== Given exercise ==
Retype the data that follows line by line, exactly, and leave its pictures out.

Begin Supplied data

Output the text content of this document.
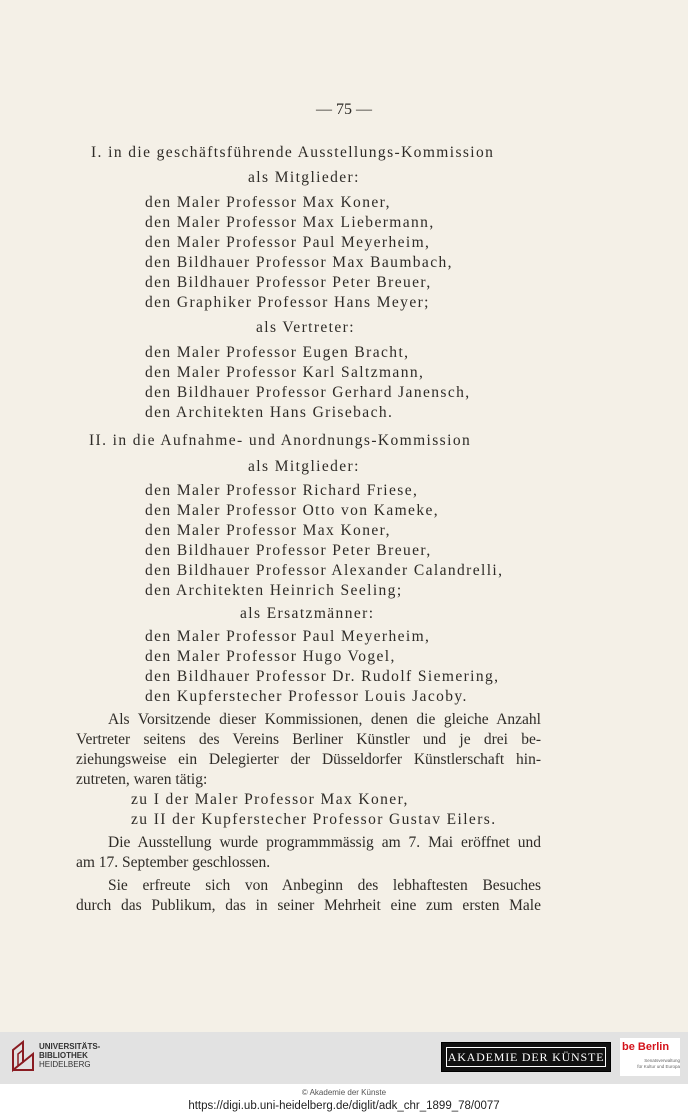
— 75 —
I. in die geschäftsführende Ausstellungs-Kommission
als Mitglieder:
den Maler Professor Max Koner,
den Maler Professor Max Liebermann,
den Maler Professor Paul Meyerheim,
den Bildhauer Professor Max Baumbach,
den Bildhauer Professor Peter Breuer,
den Graphiker Professor Hans Meyer;
als Vertreter:
den Maler Professor Eugen Bracht,
den Maler Professor Karl Saltzmann,
den Bildhauer Professor Gerhard Janensch,
den Architekten Hans Grisebach.
II. in die Aufnahme- und Anordnungs-Kommission
als Mitglieder:
den Maler Professor Richard Friese,
den Maler Professor Otto von Kameke,
den Maler Professor Max Koner,
den Bildhauer Professor Peter Breuer,
den Bildhauer Professor Alexander Calandrelli,
den Architekten Heinrich Seeling;
als Ersatzmänner:
den Maler Professor Paul Meyerheim,
den Maler Professor Hugo Vogel,
den Bildhauer Professor Dr. Rudolf Siemering,
den Kupferstecher Professor Louis Jacoby.
Als Vorsitzende dieser Kommissionen, denen die gleiche Anzahl
Vertreter seitens des Vereins Berliner Künstler und je drei be-
ziehungsweise ein Delegierter der Düsseldorfer Künstlerschaft hin-
zutreten, waren tätig:
zu I der Maler Professor Max Koner,
zu II der Kupferstecher Professor Gustav Eilers.
Die Ausstellung wurde programmmässig am 7. Mai eröffnet und
am 17. September geschlossen.
Sie erfreute sich von Anbeginn des lebhaftesten Besuches
durch das Publikum, das in seiner Mehrheit eine zum ersten Male
UNIVERSITÄTS-
BIBLIOTHEK
HEIDELBERG
AKADEMIE DER KÜNSTE
be Berlin
Senatsverwaltung
für Kultur und Europa
© Akademie der Künste
https://digi.ub.uni-heidelberg.de/diglit/adk_chr_1899_78/0077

End Supplied data

== Task response ==
Output the text content of this document.
— 75 —
I. in die geschäftsführende Ausstellungs-Kommission
als Mitglieder:
den Maler Professor Max Koner,
den Maler Professor Max Liebermann,
den Maler Professor Paul Meyerheim,
den Bildhauer Professor Max Baumbach,
den Bildhauer Professor Peter Breuer,
den Graphiker Professor Hans Meyer;
als Vertreter:
den Maler Professor Eugen Bracht,
den Maler Professor Karl Saltzmann,
den Bildhauer Professor Gerhard Janensch,
den Architekten Hans Grisebach.
II. in die Aufnahme- und Anordnungs-Kommission
als Mitglieder:
den Maler Professor Richard Friese,
den Maler Professor Otto von Kameke,
den Maler Professor Max Koner,
den Bildhauer Professor Peter Breuer,
den Bildhauer Professor Alexander Calandrelli,
den Architekten Heinrich Seeling;
als Ersatzmänner:
den Maler Professor Paul Meyerheim,
den Maler Professor Hugo Vogel,
den Bildhauer Professor Dr. Rudolf Siemering,
den Kupferstecher Professor Louis Jacoby.
Als Vorsitzende dieser Kommissionen, denen die gleiche Anzahl
Vertreter seitens des Vereins Berliner Künstler und je drei be-
ziehungsweise ein Delegierter der Düsseldorfer Künstlerschaft hin-
zutreten, waren tätig:
zu I der Maler Professor Max Koner,
zu II der Kupferstecher Professor Gustav Eilers.
Die Ausstellung wurde programmmässig am 7. Mai eröffnet und
am 17. September geschlossen.
Sie erfreute sich von Anbeginn des lebhaftesten Besuches
durch das Publikum, das in seiner Mehrheit eine zum ersten Male
UNIVERSITÄTS-
BIBLIOTHEK
HEIDELBERG
AKADEMIE DER KÜNSTE
be Berlin
Senatsverwaltung
für Kultur und Europa
© Akademie der Künste
https://digi.ub.uni-heidelberg.de/diglit/adk_chr_1899_78/0077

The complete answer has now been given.